DIRECTIONS: Find every line in the records that holds the string "extremity". Copy each one.

= = = = = = =

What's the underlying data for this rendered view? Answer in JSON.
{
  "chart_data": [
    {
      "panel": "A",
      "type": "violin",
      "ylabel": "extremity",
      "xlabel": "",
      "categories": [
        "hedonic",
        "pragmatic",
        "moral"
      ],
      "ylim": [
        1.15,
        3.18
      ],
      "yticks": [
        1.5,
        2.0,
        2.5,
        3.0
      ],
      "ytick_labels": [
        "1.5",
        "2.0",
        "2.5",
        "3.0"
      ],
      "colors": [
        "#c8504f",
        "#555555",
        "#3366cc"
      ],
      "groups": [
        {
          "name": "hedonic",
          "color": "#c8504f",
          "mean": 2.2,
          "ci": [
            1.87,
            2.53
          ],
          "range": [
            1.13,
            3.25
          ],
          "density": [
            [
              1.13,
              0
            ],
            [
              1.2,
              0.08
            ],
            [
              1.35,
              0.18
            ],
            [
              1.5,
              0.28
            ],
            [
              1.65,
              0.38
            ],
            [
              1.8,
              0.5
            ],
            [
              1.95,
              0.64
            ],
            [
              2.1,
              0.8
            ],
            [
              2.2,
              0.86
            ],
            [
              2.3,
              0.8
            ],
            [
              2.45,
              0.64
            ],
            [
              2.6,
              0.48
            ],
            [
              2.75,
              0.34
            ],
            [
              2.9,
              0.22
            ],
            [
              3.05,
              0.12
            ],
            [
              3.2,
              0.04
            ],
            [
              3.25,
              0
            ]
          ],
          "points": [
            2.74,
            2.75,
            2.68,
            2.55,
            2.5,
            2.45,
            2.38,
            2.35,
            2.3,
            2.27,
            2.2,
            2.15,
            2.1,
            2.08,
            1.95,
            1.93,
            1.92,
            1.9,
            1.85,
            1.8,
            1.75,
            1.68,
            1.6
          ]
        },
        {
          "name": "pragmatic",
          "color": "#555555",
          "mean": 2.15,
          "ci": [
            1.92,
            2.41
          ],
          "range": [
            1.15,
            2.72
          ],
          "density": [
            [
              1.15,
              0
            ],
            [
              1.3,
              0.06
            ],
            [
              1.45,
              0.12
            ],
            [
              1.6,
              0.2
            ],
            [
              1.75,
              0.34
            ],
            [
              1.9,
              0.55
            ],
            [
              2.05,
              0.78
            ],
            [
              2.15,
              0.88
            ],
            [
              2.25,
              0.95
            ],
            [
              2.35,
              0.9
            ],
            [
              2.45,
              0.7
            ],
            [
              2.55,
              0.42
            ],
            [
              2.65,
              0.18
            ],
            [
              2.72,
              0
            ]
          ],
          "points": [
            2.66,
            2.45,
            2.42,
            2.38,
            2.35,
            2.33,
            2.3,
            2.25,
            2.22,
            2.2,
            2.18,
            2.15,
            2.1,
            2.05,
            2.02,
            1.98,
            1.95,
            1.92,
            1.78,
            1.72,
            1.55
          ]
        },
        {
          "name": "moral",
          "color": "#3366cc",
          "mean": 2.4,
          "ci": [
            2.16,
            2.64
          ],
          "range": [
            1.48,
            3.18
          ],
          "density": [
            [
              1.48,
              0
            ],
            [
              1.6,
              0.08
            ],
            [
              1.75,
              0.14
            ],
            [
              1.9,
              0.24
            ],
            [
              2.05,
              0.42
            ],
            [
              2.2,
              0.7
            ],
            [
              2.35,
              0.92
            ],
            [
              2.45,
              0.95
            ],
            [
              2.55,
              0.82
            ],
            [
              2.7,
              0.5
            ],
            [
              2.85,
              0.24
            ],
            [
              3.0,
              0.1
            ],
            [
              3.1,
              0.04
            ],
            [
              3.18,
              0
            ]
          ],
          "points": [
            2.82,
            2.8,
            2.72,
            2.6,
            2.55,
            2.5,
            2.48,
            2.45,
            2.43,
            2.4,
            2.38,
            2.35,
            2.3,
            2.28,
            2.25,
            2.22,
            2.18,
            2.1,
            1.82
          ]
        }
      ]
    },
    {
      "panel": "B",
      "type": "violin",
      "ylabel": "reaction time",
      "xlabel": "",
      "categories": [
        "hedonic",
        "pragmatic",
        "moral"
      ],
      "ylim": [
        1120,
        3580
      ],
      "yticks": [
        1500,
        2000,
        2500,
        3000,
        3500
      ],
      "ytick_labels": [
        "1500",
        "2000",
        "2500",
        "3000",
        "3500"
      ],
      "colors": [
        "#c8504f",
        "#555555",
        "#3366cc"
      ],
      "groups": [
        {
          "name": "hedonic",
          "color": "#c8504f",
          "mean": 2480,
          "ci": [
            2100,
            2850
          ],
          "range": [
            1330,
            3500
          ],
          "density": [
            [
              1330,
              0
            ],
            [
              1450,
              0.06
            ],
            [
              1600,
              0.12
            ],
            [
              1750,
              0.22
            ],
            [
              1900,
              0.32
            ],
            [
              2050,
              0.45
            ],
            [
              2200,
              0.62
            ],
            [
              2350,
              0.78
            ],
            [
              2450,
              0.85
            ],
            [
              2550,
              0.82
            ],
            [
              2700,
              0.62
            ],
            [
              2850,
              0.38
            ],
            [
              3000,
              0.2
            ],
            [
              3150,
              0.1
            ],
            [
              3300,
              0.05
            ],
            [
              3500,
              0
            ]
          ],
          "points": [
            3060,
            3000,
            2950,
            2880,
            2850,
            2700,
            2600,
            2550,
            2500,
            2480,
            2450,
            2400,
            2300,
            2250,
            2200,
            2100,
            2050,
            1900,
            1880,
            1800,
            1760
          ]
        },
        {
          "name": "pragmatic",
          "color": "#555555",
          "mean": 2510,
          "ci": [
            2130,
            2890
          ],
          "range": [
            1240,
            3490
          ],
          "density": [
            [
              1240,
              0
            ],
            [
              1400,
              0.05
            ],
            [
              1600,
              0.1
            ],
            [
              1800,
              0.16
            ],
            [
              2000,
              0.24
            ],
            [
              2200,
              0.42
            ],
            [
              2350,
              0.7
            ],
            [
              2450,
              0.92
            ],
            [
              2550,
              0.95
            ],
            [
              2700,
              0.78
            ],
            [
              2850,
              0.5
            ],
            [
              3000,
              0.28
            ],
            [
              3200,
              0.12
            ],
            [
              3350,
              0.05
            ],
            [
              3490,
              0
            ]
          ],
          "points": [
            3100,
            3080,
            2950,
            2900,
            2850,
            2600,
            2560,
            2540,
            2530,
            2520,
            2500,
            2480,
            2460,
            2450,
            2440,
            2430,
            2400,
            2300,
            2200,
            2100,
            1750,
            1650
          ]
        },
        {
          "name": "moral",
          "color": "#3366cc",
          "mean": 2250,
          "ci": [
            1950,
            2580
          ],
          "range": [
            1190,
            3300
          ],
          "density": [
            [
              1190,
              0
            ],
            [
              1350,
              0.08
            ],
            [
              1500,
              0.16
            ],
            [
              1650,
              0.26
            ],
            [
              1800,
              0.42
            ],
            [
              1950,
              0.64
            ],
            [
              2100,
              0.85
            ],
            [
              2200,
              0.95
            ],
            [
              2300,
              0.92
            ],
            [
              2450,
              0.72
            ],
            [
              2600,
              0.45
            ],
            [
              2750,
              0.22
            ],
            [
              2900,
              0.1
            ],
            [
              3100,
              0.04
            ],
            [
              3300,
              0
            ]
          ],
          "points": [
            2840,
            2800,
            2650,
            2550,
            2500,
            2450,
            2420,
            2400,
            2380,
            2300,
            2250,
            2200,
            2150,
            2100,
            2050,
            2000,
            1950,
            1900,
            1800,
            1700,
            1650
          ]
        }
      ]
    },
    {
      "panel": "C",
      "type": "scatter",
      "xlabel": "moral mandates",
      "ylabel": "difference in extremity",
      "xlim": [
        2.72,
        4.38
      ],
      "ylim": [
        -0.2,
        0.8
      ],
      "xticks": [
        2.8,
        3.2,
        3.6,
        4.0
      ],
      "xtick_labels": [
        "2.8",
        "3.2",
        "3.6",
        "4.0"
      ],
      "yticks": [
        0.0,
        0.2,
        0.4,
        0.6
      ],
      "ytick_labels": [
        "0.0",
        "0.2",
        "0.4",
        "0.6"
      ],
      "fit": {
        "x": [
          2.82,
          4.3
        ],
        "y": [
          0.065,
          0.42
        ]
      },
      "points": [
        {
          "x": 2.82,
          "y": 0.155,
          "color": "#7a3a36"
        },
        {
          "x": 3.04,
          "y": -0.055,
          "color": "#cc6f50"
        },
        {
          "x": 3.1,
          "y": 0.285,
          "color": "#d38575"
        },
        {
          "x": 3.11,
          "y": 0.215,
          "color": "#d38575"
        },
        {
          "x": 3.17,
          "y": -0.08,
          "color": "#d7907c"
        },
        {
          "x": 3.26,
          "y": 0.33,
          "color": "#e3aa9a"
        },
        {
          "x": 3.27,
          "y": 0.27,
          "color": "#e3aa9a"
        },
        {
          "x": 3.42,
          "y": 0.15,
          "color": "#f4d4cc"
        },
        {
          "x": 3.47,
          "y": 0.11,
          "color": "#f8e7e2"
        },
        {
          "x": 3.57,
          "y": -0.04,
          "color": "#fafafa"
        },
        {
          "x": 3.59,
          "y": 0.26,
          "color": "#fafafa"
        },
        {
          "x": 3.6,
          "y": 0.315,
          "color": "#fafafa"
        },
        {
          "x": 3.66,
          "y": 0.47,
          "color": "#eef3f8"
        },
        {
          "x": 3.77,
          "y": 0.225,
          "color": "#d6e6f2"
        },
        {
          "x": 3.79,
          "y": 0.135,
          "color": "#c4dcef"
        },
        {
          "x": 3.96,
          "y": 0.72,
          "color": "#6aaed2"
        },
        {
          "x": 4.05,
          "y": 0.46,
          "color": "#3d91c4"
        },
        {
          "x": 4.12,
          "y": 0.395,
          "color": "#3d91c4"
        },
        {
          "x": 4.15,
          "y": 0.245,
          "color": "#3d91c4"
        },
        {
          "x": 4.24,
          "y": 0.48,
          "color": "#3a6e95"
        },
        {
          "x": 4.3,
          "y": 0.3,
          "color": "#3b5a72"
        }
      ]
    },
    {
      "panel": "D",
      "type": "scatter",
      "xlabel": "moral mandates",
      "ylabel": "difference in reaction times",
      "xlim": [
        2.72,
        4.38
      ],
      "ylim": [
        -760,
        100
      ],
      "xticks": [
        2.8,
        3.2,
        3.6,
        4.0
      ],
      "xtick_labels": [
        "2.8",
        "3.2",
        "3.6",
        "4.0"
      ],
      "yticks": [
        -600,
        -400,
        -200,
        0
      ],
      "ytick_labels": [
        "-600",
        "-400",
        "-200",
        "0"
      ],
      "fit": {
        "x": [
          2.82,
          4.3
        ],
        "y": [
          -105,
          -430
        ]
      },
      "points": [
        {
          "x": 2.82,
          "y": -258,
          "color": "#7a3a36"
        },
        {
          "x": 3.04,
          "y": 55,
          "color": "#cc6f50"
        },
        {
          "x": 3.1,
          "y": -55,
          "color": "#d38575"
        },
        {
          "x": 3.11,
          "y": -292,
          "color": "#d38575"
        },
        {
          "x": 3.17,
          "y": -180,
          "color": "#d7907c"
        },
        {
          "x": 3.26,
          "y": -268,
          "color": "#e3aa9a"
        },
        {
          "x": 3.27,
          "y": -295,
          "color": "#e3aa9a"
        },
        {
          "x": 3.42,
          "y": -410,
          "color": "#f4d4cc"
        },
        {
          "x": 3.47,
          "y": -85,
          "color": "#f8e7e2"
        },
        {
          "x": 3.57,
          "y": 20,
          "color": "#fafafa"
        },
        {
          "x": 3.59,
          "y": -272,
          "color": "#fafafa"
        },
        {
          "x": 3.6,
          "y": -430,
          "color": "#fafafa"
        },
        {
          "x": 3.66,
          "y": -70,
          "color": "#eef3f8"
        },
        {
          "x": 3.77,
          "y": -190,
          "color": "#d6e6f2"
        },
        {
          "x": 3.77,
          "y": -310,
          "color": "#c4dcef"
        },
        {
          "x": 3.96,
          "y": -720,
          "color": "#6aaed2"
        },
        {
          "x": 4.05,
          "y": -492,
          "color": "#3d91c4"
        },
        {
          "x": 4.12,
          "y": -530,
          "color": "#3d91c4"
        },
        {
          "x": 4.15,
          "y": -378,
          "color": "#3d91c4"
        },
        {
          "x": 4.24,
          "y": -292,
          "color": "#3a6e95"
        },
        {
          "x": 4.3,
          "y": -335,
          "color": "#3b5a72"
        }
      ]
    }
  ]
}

= = = = = = =

SOLUTION FOR THIS EXERCISE:
      "ylabel": "extremity",
      "ylabel": "difference in extremity",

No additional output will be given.